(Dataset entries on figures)
________
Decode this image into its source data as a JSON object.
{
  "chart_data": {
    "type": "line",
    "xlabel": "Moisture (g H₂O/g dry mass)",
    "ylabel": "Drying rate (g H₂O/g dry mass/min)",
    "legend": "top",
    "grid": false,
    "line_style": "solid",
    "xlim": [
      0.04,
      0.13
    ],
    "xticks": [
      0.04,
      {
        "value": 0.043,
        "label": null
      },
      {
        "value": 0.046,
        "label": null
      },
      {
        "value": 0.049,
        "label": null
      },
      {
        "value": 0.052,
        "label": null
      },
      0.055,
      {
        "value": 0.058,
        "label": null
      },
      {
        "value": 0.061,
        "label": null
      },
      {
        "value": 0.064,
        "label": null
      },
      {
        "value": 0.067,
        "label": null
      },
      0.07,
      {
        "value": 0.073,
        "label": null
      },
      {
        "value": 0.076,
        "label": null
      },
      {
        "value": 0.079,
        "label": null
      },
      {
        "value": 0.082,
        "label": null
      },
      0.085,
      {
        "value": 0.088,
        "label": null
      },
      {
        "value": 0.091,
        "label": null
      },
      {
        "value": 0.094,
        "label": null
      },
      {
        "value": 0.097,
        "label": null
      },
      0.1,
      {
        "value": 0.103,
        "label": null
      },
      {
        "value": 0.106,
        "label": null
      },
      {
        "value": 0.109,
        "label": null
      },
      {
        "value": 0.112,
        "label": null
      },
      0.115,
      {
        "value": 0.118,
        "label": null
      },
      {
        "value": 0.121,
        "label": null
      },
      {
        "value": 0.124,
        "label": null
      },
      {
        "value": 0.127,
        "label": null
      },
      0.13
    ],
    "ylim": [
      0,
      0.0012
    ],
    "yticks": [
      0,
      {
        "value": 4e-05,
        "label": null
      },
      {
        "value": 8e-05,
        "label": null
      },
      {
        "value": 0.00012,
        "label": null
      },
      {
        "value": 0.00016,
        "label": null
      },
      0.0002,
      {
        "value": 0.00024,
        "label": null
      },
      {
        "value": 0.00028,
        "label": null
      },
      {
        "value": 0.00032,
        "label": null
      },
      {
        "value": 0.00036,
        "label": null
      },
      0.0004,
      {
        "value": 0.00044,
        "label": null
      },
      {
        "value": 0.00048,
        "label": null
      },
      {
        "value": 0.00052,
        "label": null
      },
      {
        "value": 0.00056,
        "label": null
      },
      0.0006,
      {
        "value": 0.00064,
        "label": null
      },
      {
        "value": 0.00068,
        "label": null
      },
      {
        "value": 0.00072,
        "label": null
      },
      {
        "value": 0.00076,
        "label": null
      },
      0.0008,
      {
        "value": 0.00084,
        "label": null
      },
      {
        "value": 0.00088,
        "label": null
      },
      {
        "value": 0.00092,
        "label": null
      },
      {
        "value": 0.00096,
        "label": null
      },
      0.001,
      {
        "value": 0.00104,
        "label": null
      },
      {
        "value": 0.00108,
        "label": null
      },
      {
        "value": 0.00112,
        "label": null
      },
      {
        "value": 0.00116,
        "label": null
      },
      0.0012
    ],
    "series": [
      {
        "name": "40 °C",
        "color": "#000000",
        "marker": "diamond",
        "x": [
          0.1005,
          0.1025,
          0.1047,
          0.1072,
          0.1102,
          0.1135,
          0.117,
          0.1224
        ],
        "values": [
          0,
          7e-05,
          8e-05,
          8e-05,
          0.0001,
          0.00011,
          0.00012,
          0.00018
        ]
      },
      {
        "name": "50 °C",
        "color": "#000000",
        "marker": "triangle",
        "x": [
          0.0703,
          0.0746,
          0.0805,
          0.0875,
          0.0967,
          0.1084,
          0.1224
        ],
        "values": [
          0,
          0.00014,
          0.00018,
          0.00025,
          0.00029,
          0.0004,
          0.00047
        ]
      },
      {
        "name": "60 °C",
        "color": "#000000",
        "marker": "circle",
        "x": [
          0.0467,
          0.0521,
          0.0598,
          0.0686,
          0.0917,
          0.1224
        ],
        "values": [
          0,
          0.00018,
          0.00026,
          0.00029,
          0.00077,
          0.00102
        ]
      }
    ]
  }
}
________
#### [EXERCISE GOAL]
Gather up every line in the data above that contains the word "marker", copying each one.

#### [RESULT OF THIS EXERCISE]
        "marker": "diamond",
        "marker": "triangle",
        "marker": "circle",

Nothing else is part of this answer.